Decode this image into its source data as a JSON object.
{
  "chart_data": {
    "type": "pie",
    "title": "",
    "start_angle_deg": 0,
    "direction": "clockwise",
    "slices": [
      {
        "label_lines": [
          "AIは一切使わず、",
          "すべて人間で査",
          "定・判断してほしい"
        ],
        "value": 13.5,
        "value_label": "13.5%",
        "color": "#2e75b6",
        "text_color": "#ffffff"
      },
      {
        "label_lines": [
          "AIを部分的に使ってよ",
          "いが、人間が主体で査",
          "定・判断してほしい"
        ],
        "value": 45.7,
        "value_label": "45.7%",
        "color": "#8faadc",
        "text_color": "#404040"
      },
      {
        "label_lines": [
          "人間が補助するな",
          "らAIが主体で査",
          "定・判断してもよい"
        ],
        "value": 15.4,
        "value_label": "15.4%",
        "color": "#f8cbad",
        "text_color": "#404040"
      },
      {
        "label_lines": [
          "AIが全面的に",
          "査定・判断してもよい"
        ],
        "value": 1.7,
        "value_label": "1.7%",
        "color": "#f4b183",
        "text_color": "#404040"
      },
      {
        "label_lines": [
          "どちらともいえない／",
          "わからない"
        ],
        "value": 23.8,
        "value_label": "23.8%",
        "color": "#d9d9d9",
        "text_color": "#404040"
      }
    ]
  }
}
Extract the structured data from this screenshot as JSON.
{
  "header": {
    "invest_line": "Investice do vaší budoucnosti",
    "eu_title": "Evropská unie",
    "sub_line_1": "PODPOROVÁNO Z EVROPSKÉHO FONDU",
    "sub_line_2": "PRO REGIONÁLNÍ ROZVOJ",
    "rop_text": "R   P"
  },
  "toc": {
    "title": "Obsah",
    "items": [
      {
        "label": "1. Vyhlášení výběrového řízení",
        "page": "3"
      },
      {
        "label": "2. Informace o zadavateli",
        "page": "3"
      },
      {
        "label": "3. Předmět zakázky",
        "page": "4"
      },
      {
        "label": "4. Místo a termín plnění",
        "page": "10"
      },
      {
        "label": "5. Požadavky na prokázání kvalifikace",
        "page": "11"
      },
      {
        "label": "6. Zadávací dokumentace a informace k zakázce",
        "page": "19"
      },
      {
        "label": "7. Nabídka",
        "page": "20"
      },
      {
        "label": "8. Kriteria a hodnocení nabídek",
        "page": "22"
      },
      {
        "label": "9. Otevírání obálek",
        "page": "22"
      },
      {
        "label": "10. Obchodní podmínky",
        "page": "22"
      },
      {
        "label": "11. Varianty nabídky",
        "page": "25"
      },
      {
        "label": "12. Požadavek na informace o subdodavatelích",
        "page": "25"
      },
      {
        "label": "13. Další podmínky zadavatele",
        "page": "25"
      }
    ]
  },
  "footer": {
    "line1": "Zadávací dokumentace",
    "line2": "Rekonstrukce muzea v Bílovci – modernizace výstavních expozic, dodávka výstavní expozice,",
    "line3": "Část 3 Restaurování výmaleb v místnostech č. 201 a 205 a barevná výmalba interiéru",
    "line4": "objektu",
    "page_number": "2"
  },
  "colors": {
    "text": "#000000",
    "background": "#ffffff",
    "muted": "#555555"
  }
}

◆ ◆ ◆ ◆

(Written request) The records above should all be quoted exactly, please.

(Complete answer)
Decode this image into its source data as a JSON object.
{
  "chart_data": {
    "type": "pie",
    "title": "",
    "start_angle_deg": 0,
    "direction": "clockwise",
    "slices": [
      {
        "label_lines": [
          "AIは一切使わず、",
          "すべて人間で査",
          "定・判断してほしい"
        ],
        "value": 13.5,
        "value_label": "13.5%",
        "color": "#2e75b6",
        "text_color": "#ffffff"
      },
      {
        "label_lines": [
          "AIを部分的に使ってよ",
          "いが、人間が主体で査",
          "定・判断してほしい"
        ],
        "value": 45.7,
        "value_label": "45.7%",
        "color": "#8faadc",
        "text_color": "#404040"
      },
      {
        "label_lines": [
          "人間が補助するな",
          "らAIが主体で査",
          "定・判断してもよい"
        ],
        "value": 15.4,
        "value_label": "15.4%",
        "color": "#f8cbad",
        "text_color": "#404040"
      },
      {
        "label_lines": [
          "AIが全面的に",
          "査定・判断してもよい"
        ],
        "value": 1.7,
        "value_label": "1.7%",
        "color": "#f4b183",
        "text_color": "#404040"
      },
      {
        "label_lines": [
          "どちらともいえない／",
          "わからない"
        ],
        "value": 23.8,
        "value_label": "23.8%",
        "color": "#d9d9d9",
        "text_color": "#404040"
      }
    ]
  }
}
Extract the structured data from this screenshot as JSON.
{
  "header": {
    "invest_line": "Investice do vaší budoucnosti",
    "eu_title": "Evropská unie",
    "sub_line_1": "PODPOROVÁNO Z EVROPSKÉHO FONDU",
    "sub_line_2": "PRO REGIONÁLNÍ ROZVOJ",
    "rop_text": "R   P"
  },
  "toc": {
    "title": "Obsah",
    "items": [
      {
        "label": "1. Vyhlášení výběrového řízení",
        "page": "3"
      },
      {
        "label": "2. Informace o zadavateli",
        "page": "3"
      },
      {
        "label": "3. Předmět zakázky",
        "page": "4"
      },
      {
        "label": "4. Místo a termín plnění",
        "page": "10"
      },
      {
        "label": "5. Požadavky na prokázání kvalifikace",
        "page": "11"
      },
      {
        "label": "6. Zadávací dokumentace a informace k zakázce",
        "page": "19"
      },
      {
        "label": "7. Nabídka",
        "page": "20"
      },
      {
        "label": "8. Kriteria a hodnocení nabídek",
        "page": "22"
      },
      {
        "label": "9. Otevírání obálek",
        "page": "22"
      },
      {
        "label": "10. Obchodní podmínky",
        "page": "22"
      },
      {
        "label": "11. Varianty nabídky",
        "page": "25"
      },
      {
        "label": "12. Požadavek na informace o subdodavatelích",
        "page": "25"
      },
      {
        "label": "13. Další podmínky zadavatele",
        "page": "25"
      }
    ]
  },
  "footer": {
    "line1": "Zadávací dokumentace",
    "line2": "Rekonstrukce muzea v Bílovci – modernizace výstavních expozic, dodávka výstavní expozice,",
    "line3": "Část 3 Restaurování výmaleb v místnostech č. 201 a 205 a barevná výmalba interiéru",
    "line4": "objektu",
    "page_number": "2"
  },
  "colors": {
    "text": "#000000",
    "background": "#ffffff",
    "muted": "#555555"
  }
}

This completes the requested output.